Structured figure records:
--------------------------------------------------

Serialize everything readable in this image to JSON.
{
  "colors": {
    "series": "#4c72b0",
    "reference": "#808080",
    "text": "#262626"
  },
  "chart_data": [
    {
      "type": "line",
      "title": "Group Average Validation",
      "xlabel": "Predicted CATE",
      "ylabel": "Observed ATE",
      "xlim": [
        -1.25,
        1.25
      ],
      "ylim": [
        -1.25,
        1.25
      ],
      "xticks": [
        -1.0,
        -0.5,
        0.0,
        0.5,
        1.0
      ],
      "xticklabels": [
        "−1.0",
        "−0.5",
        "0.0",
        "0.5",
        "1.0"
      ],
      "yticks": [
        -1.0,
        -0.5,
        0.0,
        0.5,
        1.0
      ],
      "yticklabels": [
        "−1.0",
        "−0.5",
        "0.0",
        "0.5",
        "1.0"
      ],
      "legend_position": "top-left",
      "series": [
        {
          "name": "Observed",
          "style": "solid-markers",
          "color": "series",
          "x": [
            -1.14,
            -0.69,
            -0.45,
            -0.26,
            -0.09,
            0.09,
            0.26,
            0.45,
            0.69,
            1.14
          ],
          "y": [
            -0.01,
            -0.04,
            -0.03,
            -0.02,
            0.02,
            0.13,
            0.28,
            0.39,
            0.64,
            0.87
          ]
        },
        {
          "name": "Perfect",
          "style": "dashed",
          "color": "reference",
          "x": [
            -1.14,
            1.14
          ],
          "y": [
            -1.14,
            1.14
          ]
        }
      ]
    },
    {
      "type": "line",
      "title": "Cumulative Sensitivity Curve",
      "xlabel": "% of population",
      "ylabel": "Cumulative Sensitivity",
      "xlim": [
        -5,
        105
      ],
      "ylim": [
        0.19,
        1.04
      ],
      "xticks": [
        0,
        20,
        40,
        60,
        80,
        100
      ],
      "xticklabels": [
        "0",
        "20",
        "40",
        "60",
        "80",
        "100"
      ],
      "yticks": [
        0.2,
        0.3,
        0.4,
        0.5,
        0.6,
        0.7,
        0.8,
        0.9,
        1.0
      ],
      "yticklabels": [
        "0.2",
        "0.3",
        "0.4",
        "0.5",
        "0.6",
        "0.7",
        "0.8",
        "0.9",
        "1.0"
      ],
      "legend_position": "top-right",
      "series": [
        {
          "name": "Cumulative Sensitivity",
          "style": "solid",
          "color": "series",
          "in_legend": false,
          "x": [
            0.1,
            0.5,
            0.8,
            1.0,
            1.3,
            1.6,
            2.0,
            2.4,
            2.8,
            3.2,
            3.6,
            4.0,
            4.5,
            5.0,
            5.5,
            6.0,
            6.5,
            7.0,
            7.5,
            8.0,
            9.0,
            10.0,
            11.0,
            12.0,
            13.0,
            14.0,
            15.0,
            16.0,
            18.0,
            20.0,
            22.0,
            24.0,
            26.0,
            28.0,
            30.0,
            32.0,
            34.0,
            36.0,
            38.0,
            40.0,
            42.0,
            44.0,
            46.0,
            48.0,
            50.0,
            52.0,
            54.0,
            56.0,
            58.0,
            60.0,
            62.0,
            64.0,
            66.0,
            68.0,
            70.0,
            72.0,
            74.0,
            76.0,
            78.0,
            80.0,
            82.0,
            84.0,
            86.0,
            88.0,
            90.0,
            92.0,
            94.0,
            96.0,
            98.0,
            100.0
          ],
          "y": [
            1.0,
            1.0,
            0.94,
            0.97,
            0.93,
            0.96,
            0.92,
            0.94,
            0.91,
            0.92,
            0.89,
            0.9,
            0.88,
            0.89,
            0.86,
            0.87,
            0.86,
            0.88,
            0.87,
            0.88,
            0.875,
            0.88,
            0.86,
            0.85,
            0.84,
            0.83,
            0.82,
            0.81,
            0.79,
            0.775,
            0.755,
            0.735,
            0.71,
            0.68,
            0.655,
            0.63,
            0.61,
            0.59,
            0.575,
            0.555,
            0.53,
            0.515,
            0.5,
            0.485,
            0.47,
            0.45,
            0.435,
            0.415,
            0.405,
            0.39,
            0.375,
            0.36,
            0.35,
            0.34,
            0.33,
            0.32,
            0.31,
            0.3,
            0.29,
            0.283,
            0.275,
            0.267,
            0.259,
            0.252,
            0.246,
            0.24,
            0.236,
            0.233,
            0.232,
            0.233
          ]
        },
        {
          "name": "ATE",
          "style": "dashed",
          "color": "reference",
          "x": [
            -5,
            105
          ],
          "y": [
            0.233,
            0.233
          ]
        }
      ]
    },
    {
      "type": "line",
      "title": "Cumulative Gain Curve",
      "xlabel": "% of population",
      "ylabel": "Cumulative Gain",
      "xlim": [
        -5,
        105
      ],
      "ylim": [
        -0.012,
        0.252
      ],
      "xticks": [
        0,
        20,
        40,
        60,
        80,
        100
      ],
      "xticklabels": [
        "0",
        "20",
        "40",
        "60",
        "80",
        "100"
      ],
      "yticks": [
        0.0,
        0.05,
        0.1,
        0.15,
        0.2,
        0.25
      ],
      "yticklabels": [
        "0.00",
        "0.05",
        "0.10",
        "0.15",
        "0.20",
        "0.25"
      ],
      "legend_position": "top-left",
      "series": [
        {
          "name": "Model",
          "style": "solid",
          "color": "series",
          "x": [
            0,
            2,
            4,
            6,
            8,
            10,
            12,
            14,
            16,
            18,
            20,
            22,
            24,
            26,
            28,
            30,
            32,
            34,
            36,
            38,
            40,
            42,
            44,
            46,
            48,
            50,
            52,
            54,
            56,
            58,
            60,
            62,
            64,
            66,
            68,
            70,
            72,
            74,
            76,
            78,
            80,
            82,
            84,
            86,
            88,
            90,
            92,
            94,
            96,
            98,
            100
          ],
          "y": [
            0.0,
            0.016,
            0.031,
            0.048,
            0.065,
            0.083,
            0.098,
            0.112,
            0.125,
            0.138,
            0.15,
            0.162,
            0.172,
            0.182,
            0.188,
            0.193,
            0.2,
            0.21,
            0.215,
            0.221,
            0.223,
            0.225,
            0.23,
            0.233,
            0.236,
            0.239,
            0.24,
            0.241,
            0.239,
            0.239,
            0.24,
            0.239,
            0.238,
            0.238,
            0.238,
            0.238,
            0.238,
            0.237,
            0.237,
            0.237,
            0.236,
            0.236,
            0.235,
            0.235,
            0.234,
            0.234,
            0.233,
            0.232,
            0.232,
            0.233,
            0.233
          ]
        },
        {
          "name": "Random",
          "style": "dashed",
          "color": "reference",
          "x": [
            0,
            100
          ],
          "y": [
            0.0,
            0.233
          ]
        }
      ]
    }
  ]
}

--------------------------------------------------

GIVEN TASK —
Scan the records for the string "Cumulative". Copy each line in which it appears.

CORRECT OUTPUT —
      "title": "Cumulative Sensitivity Curve",
      "ylabel": "Cumulative Sensitivity",
          "name": "Cumulative Sensitivity",
      "title": "Cumulative Gain Curve",
      "ylabel": "Cumulative Gain",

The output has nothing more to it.